--- START OF Data lines ---

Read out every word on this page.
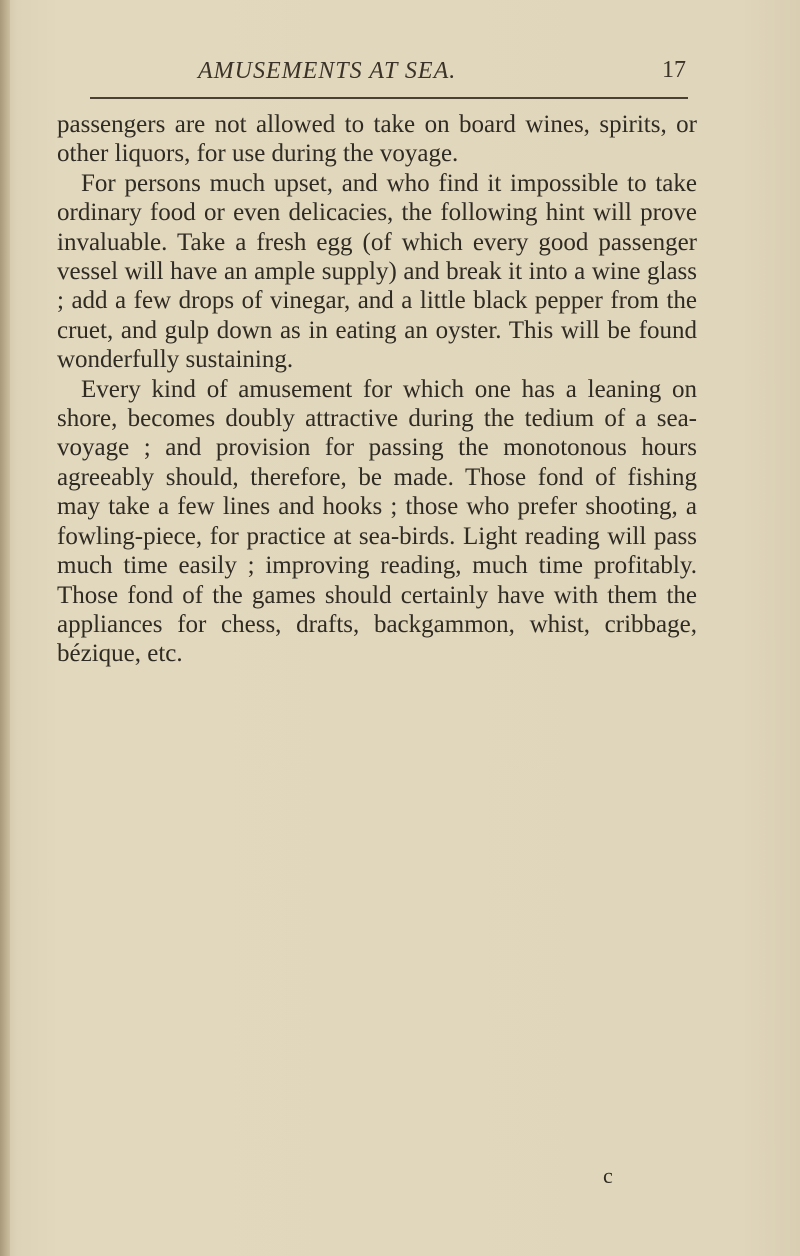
AMUSEMENTS AT SEA.	17

passengers are not allowed to take on board wines, spirits, or other liquors, for use during the voyage.

For persons much upset, and who find it impossible to take ordinary food or even delicacies, the following hint will prove invaluable. Take a fresh egg (of which every good passenger vessel will have an ample supply) and break it into a wine glass ; add a few drops of vinegar, and a little black pepper from the cruet, and gulp down as in eating an oyster. This will be found wonderfully sustaining.

Every kind of amusement for which one has a leaning on shore, becomes doubly attractive during the tedium of a sea-voyage ; and provision for passing the monotonous hours agreeably should, therefore, be made. Those fond of fishing may take a few lines and hooks ; those who prefer shooting, a fowling-piece, for practice at sea-birds. Light reading will pass much time easily ; improving reading, much time profitably. Those fond of the games should certainly have with them the appliances for chess, drafts, backgammon, whist, cribbage, bézique, etc.

c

--- END OF Data lines ---

What you have to do
Quote everything in the listing above exactly; pictures are the only thing to omit.

Written solution
Read out every word on this page.
AMUSEMENTS AT SEA.	17

passengers are not allowed to take on board wines, spirits, or other liquors, for use during the voyage.

For persons much upset, and who find it impossible to take ordinary food or even delicacies, the following hint will prove invaluable. Take a fresh egg (of which every good passenger vessel will have an ample supply) and break it into a wine glass ; add a few drops of vinegar, and a little black pepper from the cruet, and gulp down as in eating an oyster. This will be found wonderfully sustaining.

Every kind of amusement for which one has a leaning on shore, becomes doubly attractive during the tedium of a sea-voyage ; and provision for passing the monotonous hours agreeably should, therefore, be made. Those fond of fishing may take a few lines and hooks ; those who prefer shooting, a fowling-piece, for practice at sea-birds. Light reading will pass much time easily ; improving reading, much time profitably. Those fond of the games should certainly have with them the appliances for chess, drafts, backgammon, whist, cribbage, bézique, etc.

c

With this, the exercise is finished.